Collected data
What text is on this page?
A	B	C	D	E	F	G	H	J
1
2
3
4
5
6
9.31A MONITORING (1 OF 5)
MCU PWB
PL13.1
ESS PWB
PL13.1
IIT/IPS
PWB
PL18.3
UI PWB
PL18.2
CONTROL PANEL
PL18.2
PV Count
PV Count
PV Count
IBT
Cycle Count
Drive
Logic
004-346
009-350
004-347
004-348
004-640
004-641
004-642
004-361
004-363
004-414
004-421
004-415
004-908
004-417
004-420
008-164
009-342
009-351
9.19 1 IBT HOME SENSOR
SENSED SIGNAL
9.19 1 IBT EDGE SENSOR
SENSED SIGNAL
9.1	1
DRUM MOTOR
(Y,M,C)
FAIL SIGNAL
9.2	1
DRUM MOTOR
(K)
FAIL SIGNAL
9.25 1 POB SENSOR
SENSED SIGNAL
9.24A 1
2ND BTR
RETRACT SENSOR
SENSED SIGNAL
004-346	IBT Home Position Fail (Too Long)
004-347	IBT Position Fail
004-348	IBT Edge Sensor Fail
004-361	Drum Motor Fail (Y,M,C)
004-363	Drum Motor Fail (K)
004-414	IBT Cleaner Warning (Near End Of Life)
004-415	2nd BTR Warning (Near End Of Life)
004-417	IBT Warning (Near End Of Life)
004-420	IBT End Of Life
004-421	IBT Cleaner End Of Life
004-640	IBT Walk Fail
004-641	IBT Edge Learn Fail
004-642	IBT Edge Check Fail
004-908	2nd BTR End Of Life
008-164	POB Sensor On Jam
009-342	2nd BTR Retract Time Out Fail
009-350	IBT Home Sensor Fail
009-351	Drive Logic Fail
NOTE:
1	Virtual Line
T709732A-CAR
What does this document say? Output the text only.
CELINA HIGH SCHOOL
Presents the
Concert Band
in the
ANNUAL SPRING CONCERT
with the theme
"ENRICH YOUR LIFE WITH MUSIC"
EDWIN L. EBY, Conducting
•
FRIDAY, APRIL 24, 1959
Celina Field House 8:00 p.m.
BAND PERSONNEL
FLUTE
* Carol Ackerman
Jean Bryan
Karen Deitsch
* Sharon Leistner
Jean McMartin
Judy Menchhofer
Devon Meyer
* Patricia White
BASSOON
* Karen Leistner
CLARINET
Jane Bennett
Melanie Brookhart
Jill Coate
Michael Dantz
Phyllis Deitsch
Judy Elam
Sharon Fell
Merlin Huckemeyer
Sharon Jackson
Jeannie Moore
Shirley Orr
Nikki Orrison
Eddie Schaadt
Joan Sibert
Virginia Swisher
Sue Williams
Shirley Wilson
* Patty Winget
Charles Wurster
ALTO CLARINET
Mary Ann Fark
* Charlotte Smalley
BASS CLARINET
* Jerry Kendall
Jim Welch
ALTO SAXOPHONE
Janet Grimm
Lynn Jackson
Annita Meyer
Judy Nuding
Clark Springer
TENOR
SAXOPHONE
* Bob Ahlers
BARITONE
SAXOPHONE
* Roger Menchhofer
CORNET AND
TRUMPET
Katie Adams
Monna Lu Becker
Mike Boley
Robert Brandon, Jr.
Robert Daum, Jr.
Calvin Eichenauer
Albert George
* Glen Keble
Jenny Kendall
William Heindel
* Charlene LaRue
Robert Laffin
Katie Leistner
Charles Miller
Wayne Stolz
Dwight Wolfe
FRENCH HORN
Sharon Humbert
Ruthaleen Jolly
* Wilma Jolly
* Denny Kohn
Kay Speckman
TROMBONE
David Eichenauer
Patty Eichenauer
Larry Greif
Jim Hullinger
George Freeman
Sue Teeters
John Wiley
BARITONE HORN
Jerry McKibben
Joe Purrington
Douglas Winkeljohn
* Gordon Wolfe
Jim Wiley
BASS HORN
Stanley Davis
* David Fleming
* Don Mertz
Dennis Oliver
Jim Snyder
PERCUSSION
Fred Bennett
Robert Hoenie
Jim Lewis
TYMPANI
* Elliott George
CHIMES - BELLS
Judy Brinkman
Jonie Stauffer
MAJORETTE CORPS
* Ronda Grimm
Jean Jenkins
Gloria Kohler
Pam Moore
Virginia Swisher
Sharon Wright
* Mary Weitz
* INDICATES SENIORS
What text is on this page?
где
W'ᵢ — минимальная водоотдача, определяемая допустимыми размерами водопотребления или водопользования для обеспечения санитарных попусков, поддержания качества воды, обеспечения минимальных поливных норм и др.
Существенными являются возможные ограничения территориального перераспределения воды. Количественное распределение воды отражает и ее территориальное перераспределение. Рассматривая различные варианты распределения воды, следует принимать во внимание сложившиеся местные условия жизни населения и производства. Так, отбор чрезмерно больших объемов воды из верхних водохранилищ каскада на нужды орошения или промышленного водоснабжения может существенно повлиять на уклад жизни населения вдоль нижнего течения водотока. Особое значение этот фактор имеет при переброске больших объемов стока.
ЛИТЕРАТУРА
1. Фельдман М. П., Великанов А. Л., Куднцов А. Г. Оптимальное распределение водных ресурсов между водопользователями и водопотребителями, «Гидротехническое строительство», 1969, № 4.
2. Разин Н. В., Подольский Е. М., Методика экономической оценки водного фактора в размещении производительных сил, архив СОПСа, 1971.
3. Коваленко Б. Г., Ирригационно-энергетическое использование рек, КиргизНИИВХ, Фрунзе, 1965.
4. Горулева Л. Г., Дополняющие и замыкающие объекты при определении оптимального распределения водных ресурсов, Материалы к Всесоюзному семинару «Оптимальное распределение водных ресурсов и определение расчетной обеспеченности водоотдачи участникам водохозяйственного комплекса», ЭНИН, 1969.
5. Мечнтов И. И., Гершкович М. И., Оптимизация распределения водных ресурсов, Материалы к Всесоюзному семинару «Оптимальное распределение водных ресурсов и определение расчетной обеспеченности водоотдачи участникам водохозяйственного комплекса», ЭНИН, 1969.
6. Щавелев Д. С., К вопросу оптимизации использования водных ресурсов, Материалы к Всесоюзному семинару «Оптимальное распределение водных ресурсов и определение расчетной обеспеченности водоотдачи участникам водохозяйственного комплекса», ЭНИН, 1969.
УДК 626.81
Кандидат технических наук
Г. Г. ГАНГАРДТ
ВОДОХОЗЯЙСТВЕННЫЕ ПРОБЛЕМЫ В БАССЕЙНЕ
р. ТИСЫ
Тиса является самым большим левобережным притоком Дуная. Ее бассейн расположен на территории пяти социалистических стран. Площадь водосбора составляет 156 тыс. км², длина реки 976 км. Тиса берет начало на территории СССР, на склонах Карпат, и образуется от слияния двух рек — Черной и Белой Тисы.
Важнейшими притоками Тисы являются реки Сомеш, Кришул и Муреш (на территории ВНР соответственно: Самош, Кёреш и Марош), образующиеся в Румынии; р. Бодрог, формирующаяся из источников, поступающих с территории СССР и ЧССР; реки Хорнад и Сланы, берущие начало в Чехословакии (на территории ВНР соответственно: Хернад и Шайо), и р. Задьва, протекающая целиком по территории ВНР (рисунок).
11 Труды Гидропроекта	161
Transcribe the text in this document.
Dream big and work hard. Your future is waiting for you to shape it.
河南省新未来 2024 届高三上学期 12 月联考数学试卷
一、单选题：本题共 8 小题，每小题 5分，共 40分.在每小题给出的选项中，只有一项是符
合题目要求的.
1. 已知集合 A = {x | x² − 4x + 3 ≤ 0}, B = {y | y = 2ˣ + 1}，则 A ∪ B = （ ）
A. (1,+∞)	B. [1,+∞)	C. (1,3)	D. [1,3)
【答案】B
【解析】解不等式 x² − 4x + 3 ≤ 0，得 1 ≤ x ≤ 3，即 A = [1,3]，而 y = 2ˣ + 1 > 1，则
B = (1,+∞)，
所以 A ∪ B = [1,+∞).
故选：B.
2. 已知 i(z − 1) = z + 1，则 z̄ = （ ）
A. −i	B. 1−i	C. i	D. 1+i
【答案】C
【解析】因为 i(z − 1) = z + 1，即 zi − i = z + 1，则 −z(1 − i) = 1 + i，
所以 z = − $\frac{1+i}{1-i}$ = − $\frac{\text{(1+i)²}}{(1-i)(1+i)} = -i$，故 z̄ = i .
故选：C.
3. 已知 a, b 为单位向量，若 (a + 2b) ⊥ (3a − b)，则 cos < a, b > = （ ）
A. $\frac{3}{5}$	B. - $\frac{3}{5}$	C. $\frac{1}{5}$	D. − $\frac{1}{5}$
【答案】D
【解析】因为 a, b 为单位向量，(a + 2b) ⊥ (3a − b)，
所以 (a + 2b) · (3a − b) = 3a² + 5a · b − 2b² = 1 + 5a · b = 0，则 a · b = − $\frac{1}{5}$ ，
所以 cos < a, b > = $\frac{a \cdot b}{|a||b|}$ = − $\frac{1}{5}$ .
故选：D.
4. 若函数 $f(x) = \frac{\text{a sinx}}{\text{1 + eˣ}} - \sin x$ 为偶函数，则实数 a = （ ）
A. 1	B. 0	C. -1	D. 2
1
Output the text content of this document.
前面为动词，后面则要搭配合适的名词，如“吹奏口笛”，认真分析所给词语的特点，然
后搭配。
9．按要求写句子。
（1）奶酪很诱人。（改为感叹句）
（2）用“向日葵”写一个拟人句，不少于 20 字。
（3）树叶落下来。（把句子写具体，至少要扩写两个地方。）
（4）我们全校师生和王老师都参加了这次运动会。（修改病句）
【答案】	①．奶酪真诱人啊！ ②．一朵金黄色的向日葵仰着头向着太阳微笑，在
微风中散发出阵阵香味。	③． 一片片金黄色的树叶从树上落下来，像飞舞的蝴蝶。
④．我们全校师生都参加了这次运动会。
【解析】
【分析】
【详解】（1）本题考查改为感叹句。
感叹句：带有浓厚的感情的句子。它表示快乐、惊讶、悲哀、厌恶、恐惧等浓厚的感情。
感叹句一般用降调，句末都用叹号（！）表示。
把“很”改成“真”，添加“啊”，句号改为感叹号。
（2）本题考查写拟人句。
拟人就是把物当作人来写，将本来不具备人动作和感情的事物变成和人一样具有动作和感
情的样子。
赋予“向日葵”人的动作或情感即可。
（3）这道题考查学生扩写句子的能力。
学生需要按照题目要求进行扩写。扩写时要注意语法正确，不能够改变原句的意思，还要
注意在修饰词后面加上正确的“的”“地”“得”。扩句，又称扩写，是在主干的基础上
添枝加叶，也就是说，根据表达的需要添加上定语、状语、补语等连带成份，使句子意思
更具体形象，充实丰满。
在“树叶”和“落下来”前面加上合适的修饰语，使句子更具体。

**YOUR OBJECTIVE**
From the material above, count the lines that include "this" and give only the total.

**WRITTEN ANSWER**
5